— Begin Material supplied —
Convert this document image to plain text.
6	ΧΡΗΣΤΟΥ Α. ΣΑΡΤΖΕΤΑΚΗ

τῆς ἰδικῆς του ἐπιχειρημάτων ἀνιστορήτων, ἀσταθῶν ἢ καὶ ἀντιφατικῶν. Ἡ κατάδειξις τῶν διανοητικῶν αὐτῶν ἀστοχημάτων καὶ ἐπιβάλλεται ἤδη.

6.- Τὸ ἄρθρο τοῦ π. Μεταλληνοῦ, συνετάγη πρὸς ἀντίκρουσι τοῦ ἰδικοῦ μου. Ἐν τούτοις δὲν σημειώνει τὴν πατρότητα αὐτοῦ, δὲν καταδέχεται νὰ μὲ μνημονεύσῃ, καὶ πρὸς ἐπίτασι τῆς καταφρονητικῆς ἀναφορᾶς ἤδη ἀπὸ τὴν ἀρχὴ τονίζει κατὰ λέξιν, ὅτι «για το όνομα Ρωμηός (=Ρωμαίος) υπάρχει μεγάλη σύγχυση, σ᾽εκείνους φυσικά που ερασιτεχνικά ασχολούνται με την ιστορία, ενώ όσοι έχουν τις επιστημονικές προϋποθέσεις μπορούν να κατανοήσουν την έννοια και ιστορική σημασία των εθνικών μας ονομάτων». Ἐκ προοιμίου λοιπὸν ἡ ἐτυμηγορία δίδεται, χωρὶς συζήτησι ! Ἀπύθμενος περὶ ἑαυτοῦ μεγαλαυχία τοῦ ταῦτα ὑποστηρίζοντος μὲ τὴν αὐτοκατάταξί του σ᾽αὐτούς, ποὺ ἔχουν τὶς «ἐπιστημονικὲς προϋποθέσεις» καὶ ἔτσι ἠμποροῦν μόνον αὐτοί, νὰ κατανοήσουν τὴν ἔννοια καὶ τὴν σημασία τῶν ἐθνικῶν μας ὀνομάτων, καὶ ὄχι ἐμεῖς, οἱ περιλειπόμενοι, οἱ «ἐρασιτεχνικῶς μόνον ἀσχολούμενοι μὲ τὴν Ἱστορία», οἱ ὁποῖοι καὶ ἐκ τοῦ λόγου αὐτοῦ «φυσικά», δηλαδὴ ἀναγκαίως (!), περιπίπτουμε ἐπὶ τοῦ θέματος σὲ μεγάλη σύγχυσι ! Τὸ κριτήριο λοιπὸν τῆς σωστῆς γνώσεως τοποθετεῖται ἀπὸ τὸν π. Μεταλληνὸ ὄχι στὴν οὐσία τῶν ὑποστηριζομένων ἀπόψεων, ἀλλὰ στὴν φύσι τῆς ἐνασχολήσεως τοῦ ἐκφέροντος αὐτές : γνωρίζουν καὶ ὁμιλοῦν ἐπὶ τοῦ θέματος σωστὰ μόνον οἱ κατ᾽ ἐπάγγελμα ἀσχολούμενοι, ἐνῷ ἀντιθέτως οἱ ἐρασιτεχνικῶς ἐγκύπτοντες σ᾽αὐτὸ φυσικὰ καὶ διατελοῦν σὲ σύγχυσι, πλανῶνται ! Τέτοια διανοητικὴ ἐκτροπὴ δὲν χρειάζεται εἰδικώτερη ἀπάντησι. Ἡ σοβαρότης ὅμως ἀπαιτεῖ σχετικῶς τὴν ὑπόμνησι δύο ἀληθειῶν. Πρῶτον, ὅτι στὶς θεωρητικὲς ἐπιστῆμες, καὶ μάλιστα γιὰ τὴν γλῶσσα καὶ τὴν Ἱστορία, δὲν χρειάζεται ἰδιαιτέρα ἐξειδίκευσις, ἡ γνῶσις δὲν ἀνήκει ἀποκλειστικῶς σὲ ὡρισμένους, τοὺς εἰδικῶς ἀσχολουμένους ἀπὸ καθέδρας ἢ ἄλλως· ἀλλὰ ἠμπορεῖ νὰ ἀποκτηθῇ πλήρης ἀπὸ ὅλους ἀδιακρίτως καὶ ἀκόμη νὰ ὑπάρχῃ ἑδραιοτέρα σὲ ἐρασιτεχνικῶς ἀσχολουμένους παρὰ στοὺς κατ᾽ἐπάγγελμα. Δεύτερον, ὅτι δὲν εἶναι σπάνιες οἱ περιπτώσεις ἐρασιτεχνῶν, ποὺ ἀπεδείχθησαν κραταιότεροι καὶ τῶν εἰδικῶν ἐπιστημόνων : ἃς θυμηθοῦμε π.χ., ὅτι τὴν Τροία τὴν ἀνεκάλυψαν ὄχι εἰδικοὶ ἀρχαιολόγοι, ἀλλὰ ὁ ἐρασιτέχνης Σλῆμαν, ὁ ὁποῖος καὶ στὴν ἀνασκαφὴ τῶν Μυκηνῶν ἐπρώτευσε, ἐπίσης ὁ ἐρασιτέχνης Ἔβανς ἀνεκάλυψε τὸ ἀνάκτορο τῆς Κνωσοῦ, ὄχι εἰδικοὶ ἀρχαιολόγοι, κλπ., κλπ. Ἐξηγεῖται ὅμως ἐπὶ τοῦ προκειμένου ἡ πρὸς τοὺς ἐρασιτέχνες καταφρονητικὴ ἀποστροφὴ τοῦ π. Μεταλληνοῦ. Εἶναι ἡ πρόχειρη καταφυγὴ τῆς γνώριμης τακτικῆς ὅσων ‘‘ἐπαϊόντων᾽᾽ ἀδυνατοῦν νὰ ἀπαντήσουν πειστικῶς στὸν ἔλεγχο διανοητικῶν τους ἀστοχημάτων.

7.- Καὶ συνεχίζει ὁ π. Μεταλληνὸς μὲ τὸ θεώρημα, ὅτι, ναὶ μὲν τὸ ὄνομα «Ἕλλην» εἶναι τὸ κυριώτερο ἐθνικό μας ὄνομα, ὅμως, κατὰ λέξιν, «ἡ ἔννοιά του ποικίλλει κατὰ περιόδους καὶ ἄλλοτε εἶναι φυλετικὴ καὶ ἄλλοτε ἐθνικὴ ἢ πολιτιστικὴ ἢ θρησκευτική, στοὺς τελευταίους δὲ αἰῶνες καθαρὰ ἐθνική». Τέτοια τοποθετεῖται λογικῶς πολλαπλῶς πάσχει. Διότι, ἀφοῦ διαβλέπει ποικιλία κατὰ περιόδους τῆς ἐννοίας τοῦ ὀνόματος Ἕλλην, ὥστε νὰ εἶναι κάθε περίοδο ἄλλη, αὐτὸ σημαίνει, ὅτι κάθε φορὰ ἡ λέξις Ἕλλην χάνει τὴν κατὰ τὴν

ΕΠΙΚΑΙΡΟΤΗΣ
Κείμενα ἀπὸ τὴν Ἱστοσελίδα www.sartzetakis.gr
— End Material supplied —
— Begin Material supplied —
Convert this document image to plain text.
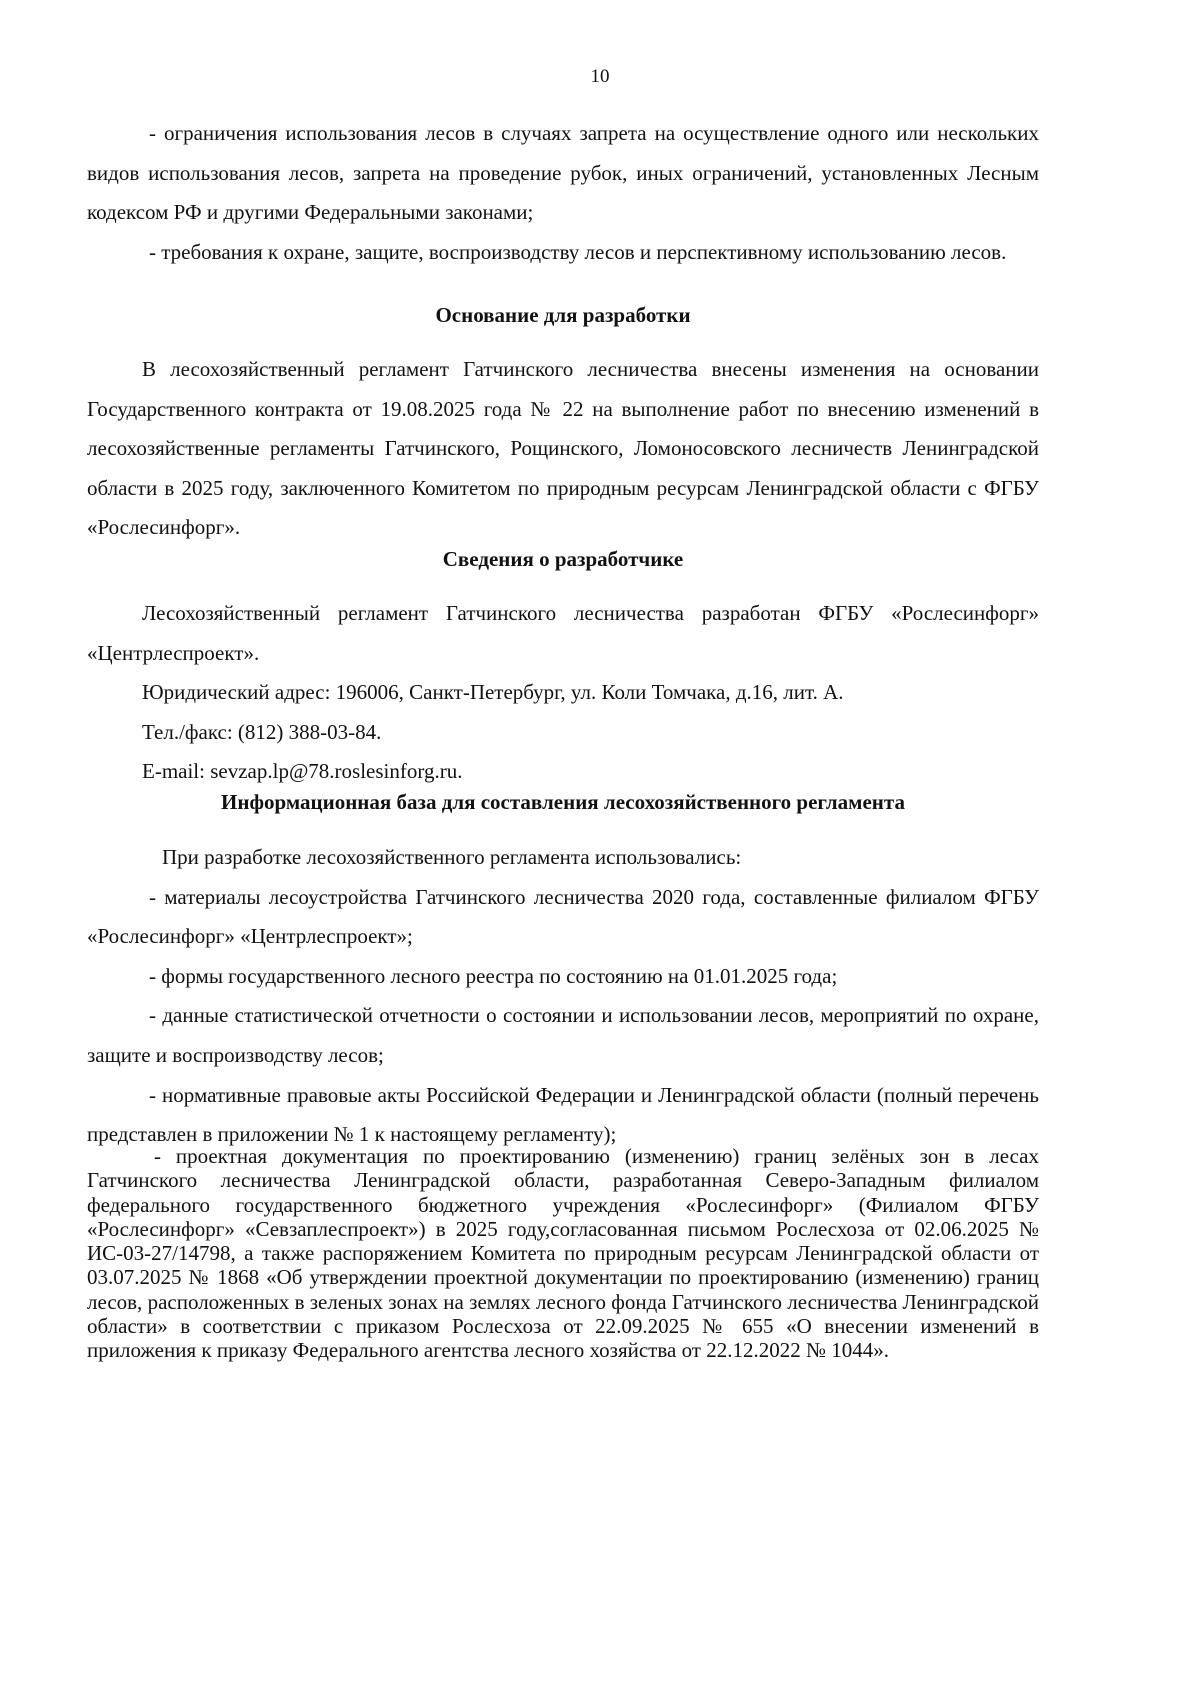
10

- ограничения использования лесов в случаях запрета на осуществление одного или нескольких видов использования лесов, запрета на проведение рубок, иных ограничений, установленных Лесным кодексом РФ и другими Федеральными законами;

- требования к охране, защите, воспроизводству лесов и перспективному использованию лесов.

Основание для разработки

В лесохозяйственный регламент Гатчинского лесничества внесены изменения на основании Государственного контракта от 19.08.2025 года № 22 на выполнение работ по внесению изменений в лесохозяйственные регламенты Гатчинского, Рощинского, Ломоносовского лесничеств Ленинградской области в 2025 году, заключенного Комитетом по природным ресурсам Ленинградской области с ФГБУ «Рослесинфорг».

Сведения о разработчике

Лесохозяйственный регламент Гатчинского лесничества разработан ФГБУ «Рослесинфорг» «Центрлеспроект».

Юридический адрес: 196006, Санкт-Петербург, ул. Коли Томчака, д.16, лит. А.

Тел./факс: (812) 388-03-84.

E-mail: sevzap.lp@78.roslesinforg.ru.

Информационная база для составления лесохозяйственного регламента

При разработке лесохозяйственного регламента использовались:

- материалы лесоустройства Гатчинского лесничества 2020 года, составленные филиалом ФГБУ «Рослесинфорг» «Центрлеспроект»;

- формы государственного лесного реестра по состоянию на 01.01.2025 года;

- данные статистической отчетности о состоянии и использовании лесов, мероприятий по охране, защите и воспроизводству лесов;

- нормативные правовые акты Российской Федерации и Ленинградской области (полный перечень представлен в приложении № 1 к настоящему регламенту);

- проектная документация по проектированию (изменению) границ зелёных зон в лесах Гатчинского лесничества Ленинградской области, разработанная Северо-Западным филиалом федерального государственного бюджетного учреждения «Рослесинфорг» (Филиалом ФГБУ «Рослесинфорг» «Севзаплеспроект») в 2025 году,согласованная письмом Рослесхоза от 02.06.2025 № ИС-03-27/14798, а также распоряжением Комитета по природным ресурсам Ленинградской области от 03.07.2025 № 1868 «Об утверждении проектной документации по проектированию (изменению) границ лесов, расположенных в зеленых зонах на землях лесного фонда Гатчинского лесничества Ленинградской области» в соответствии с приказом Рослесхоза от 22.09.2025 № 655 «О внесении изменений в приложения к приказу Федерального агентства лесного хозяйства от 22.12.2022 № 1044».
— End Material supplied —
Directive:
Filter the data for the string "лесного" and copy every line that has it.

Correct output:
- формы государственного лесного реестра по состоянию на 01.01.2025 года;
- проектная документация по проектированию (изменению) границ зелёных зон в лесах Гатчинского лесничества Ленинградской области, разработанная Северо-Западным филиалом федерального государственного бюджетного учреждения «Рослесинфорг» (Филиалом ФГБУ «Рослесинфорг» «Севзаплеспроект») в 2025 году,согласованная письмом Рослесхоза от 02.06.2025 № ИС-03-27/14798, а также распоряжением Комитета по природным ресурсам Ленинградской области от 03.07.2025 № 1868 «Об утверждении проектной документации по проектированию (изменению) границ лесов, расположенных в зеленых зонах на землях лесного фонда Гатчинского лесничества Ленинградской области» в соответствии с приказом Рослесхоза от 22.09.2025 № 655 «О внесении изменений в приложения к приказу Федерального агентства лесного хозяйства от 22.12.2022 № 1044».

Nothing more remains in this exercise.